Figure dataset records

◇ ◇ ◇ ◇ ◇ ◇ ◇

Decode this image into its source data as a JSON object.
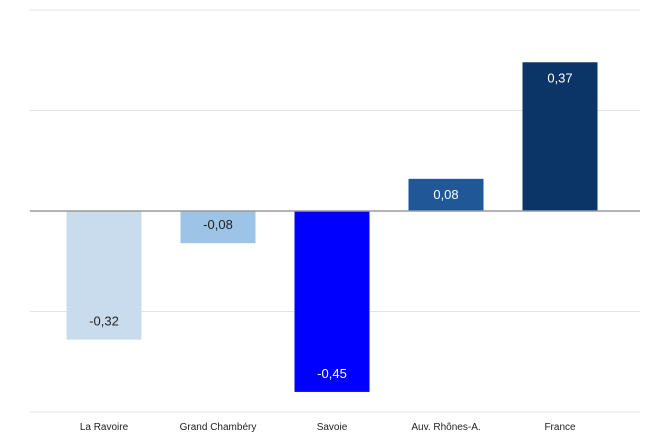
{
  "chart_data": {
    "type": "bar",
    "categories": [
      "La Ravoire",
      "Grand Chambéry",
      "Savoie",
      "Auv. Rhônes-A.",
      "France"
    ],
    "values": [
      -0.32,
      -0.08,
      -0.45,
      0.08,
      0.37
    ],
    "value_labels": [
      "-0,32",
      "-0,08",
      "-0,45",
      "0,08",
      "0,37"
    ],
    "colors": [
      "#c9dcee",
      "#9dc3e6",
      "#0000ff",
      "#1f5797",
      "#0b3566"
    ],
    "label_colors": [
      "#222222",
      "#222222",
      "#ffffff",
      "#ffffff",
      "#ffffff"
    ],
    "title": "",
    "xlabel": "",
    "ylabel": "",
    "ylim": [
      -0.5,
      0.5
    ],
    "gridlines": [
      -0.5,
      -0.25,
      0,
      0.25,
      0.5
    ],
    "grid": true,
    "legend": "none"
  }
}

◇ ◇ ◇ ◇ ◇ ◇ ◇

== EXERCISE BRIEF ==
Copy the records above exactly, leaving out every picture.

== RESULT FOR THIS TASK ==
Decode this image into its source data as a JSON object.
{
  "chart_data": {
    "type": "bar",
    "categories": [
      "La Ravoire",
      "Grand Chambéry",
      "Savoie",
      "Auv. Rhônes-A.",
      "France"
    ],
    "values": [
      -0.32,
      -0.08,
      -0.45,
      0.08,
      0.37
    ],
    "value_labels": [
      "-0,32",
      "-0,08",
      "-0,45",
      "0,08",
      "0,37"
    ],
    "colors": [
      "#c9dcee",
      "#9dc3e6",
      "#0000ff",
      "#1f5797",
      "#0b3566"
    ],
    "label_colors": [
      "#222222",
      "#222222",
      "#ffffff",
      "#ffffff",
      "#ffffff"
    ],
    "title": "",
    "xlabel": "",
    "ylabel": "",
    "ylim": [
      -0.5,
      0.5
    ],
    "gridlines": [
      -0.5,
      -0.25,
      0,
      0.25,
      0.5
    ],
    "grid": true,
    "legend": "none"
  }
}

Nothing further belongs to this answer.